*DATA FOR PROCESSING*:
· · ·
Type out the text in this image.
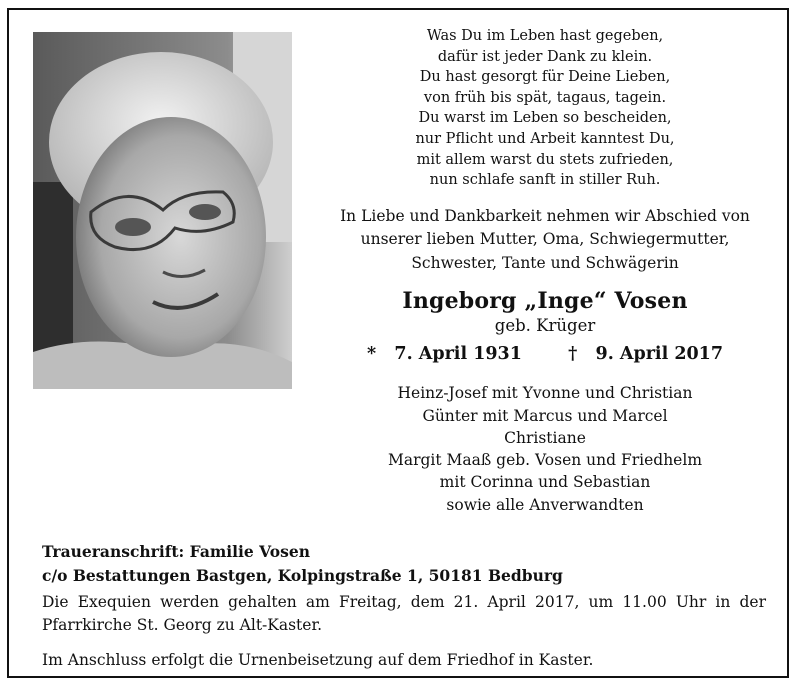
Was Du im Leben hast gegeben,
dafür ist jeder Dank zu klein.
Du hast gesorgt für Deine Lieben,
von früh bis spät, tagaus, tagein.
Du warst im Leben so bescheiden,
nur Pflicht und Arbeit kanntest Du,
mit allem warst du stets zufrieden,
nun schlafe sanft in stiller Ruh.
In Liebe und Dankbarkeit nehmen wir Abschied von
unserer lieben Mutter, Oma, Schwiegermutter,
Schwester, Tante und Schwägerin
Ingeborg „Inge“ Vosen
geb. Krüger
* 7. April 1931	† 9. April 2017
Heinz-Josef mit Yvonne und Christian
Günter mit Marcus und Marcel
Christiane
Margit Maaß geb. Vosen und Friedhelm
mit Corinna und Sebastian
sowie alle Anverwandten
Traueranschrift: Familie Vosen
c/o Bestattungen Bastgen, Kolpingstraße 1, 50181 Bedburg
Die Exequien werden gehalten am Freitag, dem 21. April 2017, um 11.00 Uhr in der Pfarrkirche St. Georg zu Alt-Kaster.
Im Anschluss erfolgt die Urnenbeisetzung auf dem Friedhof in Kaster.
· · ·
*INSTRUCTION*: Go through the listing above and list every line that has the word "April".

*RESPONSE TO THIS TASK*:
* 7. April 1931	† 9. April 2017
Die Exequien werden gehalten am Freitag, dem 21. April 2017, um 11.00 Uhr in der Pfarrkirche St. Georg zu Alt-Kaster.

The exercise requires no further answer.